— Start of Stored data —

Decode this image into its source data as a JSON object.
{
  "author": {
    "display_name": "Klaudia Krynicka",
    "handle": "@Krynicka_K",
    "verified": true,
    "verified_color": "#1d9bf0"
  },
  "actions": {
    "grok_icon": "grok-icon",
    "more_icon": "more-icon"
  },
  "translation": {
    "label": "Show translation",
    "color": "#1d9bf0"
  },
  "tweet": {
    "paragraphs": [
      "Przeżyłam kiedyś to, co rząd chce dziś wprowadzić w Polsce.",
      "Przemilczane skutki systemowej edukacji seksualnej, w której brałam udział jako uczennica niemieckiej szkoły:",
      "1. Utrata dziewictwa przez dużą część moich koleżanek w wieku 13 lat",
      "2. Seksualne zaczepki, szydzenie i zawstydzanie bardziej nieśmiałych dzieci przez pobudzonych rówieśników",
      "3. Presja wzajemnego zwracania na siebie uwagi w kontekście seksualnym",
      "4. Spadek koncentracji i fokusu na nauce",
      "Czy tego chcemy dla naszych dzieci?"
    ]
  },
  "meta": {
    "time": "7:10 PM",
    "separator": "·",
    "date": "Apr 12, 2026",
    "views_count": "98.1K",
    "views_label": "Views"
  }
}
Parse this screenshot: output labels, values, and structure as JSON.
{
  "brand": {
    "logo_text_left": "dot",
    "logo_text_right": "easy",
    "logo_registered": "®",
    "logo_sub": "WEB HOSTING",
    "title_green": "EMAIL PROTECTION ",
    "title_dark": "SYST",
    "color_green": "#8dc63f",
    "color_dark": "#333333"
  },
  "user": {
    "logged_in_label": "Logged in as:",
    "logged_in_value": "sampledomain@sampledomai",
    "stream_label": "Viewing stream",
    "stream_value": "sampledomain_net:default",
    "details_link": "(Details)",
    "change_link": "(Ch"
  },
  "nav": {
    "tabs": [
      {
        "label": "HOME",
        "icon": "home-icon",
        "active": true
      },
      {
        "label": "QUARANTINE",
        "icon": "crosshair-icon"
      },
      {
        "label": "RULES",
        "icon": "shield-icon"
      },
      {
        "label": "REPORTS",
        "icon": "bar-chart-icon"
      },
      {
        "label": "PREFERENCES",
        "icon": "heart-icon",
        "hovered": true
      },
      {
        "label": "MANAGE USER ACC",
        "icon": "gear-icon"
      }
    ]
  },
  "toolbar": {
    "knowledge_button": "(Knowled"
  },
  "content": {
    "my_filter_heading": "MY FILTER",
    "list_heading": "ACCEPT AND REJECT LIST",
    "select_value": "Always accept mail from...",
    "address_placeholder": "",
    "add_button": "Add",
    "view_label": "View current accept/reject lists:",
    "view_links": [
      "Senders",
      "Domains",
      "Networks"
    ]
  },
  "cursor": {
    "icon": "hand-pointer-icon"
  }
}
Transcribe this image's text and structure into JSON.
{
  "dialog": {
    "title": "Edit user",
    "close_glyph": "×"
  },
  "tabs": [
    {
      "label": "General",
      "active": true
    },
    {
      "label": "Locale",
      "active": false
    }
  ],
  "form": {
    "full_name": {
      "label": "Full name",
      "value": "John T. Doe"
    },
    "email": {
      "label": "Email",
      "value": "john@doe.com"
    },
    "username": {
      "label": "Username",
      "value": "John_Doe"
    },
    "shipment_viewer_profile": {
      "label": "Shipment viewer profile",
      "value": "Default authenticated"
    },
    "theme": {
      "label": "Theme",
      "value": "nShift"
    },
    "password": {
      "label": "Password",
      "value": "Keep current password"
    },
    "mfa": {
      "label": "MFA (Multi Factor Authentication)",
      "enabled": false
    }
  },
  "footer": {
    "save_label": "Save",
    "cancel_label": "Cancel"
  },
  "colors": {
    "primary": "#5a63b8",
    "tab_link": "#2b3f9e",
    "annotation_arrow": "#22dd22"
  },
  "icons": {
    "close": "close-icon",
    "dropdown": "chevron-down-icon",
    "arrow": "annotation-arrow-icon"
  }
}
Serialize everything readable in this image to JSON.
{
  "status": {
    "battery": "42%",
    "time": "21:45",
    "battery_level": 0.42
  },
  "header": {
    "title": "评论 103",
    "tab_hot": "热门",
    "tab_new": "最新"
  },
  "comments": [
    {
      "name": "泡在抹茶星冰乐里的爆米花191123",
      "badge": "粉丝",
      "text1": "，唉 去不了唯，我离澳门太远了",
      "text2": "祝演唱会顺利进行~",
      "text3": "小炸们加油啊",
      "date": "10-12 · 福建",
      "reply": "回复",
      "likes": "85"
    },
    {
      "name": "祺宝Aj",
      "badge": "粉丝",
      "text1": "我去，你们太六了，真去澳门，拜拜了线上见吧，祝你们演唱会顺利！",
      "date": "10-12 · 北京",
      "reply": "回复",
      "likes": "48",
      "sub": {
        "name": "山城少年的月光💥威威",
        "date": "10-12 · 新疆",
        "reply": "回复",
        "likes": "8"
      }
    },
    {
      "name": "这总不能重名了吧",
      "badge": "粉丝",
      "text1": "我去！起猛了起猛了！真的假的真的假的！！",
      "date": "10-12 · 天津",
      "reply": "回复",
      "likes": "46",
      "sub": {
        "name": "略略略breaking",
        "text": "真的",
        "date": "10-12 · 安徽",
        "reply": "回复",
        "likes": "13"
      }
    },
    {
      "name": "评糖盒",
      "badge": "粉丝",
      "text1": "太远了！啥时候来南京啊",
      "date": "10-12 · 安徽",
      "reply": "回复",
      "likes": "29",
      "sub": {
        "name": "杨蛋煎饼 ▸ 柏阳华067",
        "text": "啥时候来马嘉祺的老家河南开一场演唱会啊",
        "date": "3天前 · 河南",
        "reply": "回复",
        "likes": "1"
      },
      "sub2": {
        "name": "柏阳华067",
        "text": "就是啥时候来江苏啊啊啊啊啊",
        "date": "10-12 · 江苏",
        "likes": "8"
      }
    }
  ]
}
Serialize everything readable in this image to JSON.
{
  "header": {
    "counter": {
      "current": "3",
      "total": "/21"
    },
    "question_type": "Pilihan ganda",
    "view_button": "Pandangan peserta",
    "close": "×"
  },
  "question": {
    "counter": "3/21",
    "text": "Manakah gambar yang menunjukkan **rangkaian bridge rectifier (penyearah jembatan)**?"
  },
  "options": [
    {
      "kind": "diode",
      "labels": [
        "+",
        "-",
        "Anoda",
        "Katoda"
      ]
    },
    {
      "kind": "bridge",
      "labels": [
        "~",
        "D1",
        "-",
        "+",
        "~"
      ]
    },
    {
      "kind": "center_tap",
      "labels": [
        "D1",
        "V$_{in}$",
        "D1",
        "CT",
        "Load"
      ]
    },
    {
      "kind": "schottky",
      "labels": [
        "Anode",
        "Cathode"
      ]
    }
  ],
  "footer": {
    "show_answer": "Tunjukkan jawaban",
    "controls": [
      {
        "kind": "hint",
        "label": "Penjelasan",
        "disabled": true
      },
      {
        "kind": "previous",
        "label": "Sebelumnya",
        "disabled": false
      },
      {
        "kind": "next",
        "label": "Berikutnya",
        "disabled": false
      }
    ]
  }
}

— End of Stored data —

(Set problem): Return all of the data word for word.

(Output for this exercise):
Decode this image into its source data as a JSON object.
{
  "author": {
    "display_name": "Klaudia Krynicka",
    "handle": "@Krynicka_K",
    "verified": true,
    "verified_color": "#1d9bf0"
  },
  "actions": {
    "grok_icon": "grok-icon",
    "more_icon": "more-icon"
  },
  "translation": {
    "label": "Show translation",
    "color": "#1d9bf0"
  },
  "tweet": {
    "paragraphs": [
      "Przeżyłam kiedyś to, co rząd chce dziś wprowadzić w Polsce.",
      "Przemilczane skutki systemowej edukacji seksualnej, w której brałam udział jako uczennica niemieckiej szkoły:",
      "1. Utrata dziewictwa przez dużą część moich koleżanek w wieku 13 lat",
      "2. Seksualne zaczepki, szydzenie i zawstydzanie bardziej nieśmiałych dzieci przez pobudzonych rówieśników",
      "3. Presja wzajemnego zwracania na siebie uwagi w kontekście seksualnym",
      "4. Spadek koncentracji i fokusu na nauce",
      "Czy tego chcemy dla naszych dzieci?"
    ]
  },
  "meta": {
    "time": "7:10 PM",
    "separator": "·",
    "date": "Apr 12, 2026",
    "views_count": "98.1K",
    "views_label": "Views"
  }
}
Parse this screenshot: output labels, values, and structure as JSON.
{
  "brand": {
    "logo_text_left": "dot",
    "logo_text_right": "easy",
    "logo_registered": "®",
    "logo_sub": "WEB HOSTING",
    "title_green": "EMAIL PROTECTION ",
    "title_dark": "SYST",
    "color_green": "#8dc63f",
    "color_dark": "#333333"
  },
  "user": {
    "logged_in_label": "Logged in as:",
    "logged_in_value": "sampledomain@sampledomai",
    "stream_label": "Viewing stream",
    "stream_value": "sampledomain_net:default",
    "details_link": "(Details)",
    "change_link": "(Ch"
  },
  "nav": {
    "tabs": [
      {
        "label": "HOME",
        "icon": "home-icon",
        "active": true
      },
      {
        "label": "QUARANTINE",
        "icon": "crosshair-icon"
      },
      {
        "label": "RULES",
        "icon": "shield-icon"
      },
      {
        "label": "REPORTS",
        "icon": "bar-chart-icon"
      },
      {
        "label": "PREFERENCES",
        "icon": "heart-icon",
        "hovered": true
      },
      {
        "label": "MANAGE USER ACC",
        "icon": "gear-icon"
      }
    ]
  },
  "toolbar": {
    "knowledge_button": "(Knowled"
  },
  "content": {
    "my_filter_heading": "MY FILTER",
    "list_heading": "ACCEPT AND REJECT LIST",
    "select_value": "Always accept mail from...",
    "address_placeholder": "",
    "add_button": "Add",
    "view_label": "View current accept/reject lists:",
    "view_links": [
      "Senders",
      "Domains",
      "Networks"
    ]
  },
  "cursor": {
    "icon": "hand-pointer-icon"
  }
}
Transcribe this image's text and structure into JSON.
{
  "dialog": {
    "title": "Edit user",
    "close_glyph": "×"
  },
  "tabs": [
    {
      "label": "General",
      "active": true
    },
    {
      "label": "Locale",
      "active": false
    }
  ],
  "form": {
    "full_name": {
      "label": "Full name",
      "value": "John T. Doe"
    },
    "email": {
      "label": "Email",
      "value": "john@doe.com"
    },
    "username": {
      "label": "Username",
      "value": "John_Doe"
    },
    "shipment_viewer_profile": {
      "label": "Shipment viewer profile",
      "value": "Default authenticated"
    },
    "theme": {
      "label": "Theme",
      "value": "nShift"
    },
    "password": {
      "label": "Password",
      "value": "Keep current password"
    },
    "mfa": {
      "label": "MFA (Multi Factor Authentication)",
      "enabled": false
    }
  },
  "footer": {
    "save_label": "Save",
    "cancel_label": "Cancel"
  },
  "colors": {
    "primary": "#5a63b8",
    "tab_link": "#2b3f9e",
    "annotation_arrow": "#22dd22"
  },
  "icons": {
    "close": "close-icon",
    "dropdown": "chevron-down-icon",
    "arrow": "annotation-arrow-icon"
  }
}
Serialize everything readable in this image to JSON.
{
  "status": {
    "battery": "42%",
    "time": "21:45",
    "battery_level": 0.42
  },
  "header": {
    "title": "评论 103",
    "tab_hot": "热门",
    "tab_new": "最新"
  },
  "comments": [
    {
      "name": "泡在抹茶星冰乐里的爆米花191123",
      "badge": "粉丝",
      "text1": "，唉 去不了唯，我离澳门太远了",
      "text2": "祝演唱会顺利进行~",
      "text3": "小炸们加油啊",
      "date": "10-12 · 福建",
      "reply": "回复",
      "likes": "85"
    },
    {
      "name": "祺宝Aj",
      "badge": "粉丝",
      "text1": "我去，你们太六了，真去澳门，拜拜了线上见吧，祝你们演唱会顺利！",
      "date": "10-12 · 北京",
      "reply": "回复",
      "likes": "48",
      "sub": {
        "name": "山城少年的月光💥威威",
        "date": "10-12 · 新疆",
        "reply": "回复",
        "likes": "8"
      }
    },
    {
      "name": "这总不能重名了吧",
      "badge": "粉丝",
      "text1": "我去！起猛了起猛了！真的假的真的假的！！",
      "date": "10-12 · 天津",
      "reply": "回复",
      "likes": "46",
      "sub": {
        "name": "略略略breaking",
        "text": "真的",
        "date": "10-12 · 安徽",
        "reply": "回复",
        "likes": "13"
      }
    },
    {
      "name": "评糖盒",
      "badge": "粉丝",
      "text1": "太远了！啥时候来南京啊",
      "date": "10-12 · 安徽",
      "reply": "回复",
      "likes": "29",
      "sub": {
        "name": "杨蛋煎饼 ▸ 柏阳华067",
        "text": "啥时候来马嘉祺的老家河南开一场演唱会啊",
        "date": "3天前 · 河南",
        "reply": "回复",
        "likes": "1"
      },
      "sub2": {
        "name": "柏阳华067",
        "text": "就是啥时候来江苏啊啊啊啊啊",
        "date": "10-12 · 江苏",
        "likes": "8"
      }
    }
  ]
}
Serialize everything readable in this image to JSON.
{
  "header": {
    "counter": {
      "current": "3",
      "total": "/21"
    },
    "question_type": "Pilihan ganda",
    "view_button": "Pandangan peserta",
    "close": "×"
  },
  "question": {
    "counter": "3/21",
    "text": "Manakah gambar yang menunjukkan **rangkaian bridge rectifier (penyearah jembatan)**?"
  },
  "options": [
    {
      "kind": "diode",
      "labels": [
        "+",
        "-",
        "Anoda",
        "Katoda"
      ]
    },
    {
      "kind": "bridge",
      "labels": [
        "~",
        "D1",
        "-",
        "+",
        "~"
      ]
    },
    {
      "kind": "center_tap",
      "labels": [
        "D1",
        "V$_{in}$",
        "D1",
        "CT",
        "Load"
      ]
    },
    {
      "kind": "schottky",
      "labels": [
        "Anode",
        "Cathode"
      ]
    }
  ],
  "footer": {
    "show_answer": "Tunjukkan jawaban",
    "controls": [
      {
        "kind": "hint",
        "label": "Penjelasan",
        "disabled": true
      },
      {
        "kind": "previous",
        "label": "Sebelumnya",
        "disabled": false
      },
      {
        "kind": "next",
        "label": "Berikutnya",
        "disabled": false
      }
    ]
  }
}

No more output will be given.